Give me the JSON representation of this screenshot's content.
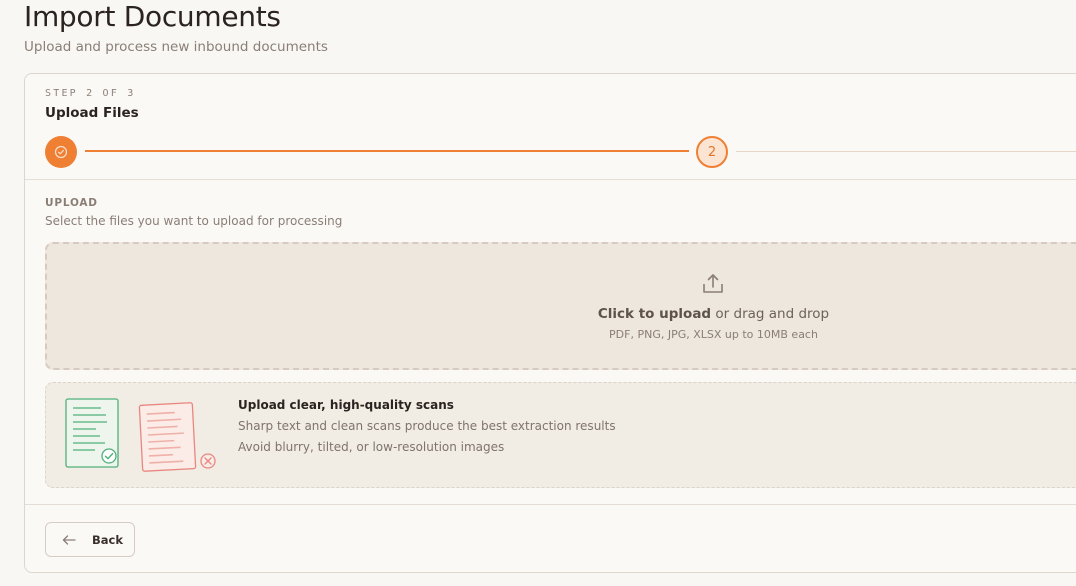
{
  "page": {
    "title": "Import Documents",
    "subtitle": "Upload and process new inbound documents"
  },
  "wizard": {
    "step_label": "STEP 2 OF 3",
    "step_title": "Upload Files",
    "current_step_number": "2",
    "accent_color": "#ef7f33"
  },
  "upload": {
    "label": "UPLOAD",
    "description": "Select the files you want to upload for processing",
    "dropzone": {
      "action_text": "Click to upload",
      "rest_text": " or drag and drop",
      "hint": "PDF, PNG, JPG, XLSX up to 10MB each",
      "icon": "upload-icon"
    }
  },
  "tips": {
    "title": "Upload clear, high-quality scans",
    "line1": "Sharp text and clean scans produce the best extraction results",
    "line2": "Avoid blurry, tilted, or low-resolution images",
    "good_color": "#4fb07a",
    "bad_color": "#e8877f"
  },
  "footer": {
    "back_label": "Back"
  }
}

---

## GIVEN PROBLEM:
The listing above needs to be output again exactly. Don't include the pictures.

## TASK RESULT:
Give me the JSON representation of this screenshot's content.
{
  "page": {
    "title": "Import Documents",
    "subtitle": "Upload and process new inbound documents"
  },
  "wizard": {
    "step_label": "STEP 2 OF 3",
    "step_title": "Upload Files",
    "current_step_number": "2",
    "accent_color": "#ef7f33"
  },
  "upload": {
    "label": "UPLOAD",
    "description": "Select the files you want to upload for processing",
    "dropzone": {
      "action_text": "Click to upload",
      "rest_text": " or drag and drop",
      "hint": "PDF, PNG, JPG, XLSX up to 10MB each",
      "icon": "upload-icon"
    }
  },
  "tips": {
    "title": "Upload clear, high-quality scans",
    "line1": "Sharp text and clean scans produce the best extraction results",
    "line2": "Avoid blurry, tilted, or low-resolution images",
    "good_color": "#4fb07a",
    "bad_color": "#e8877f"
  },
  "footer": {
    "back_label": "Back"
  }
}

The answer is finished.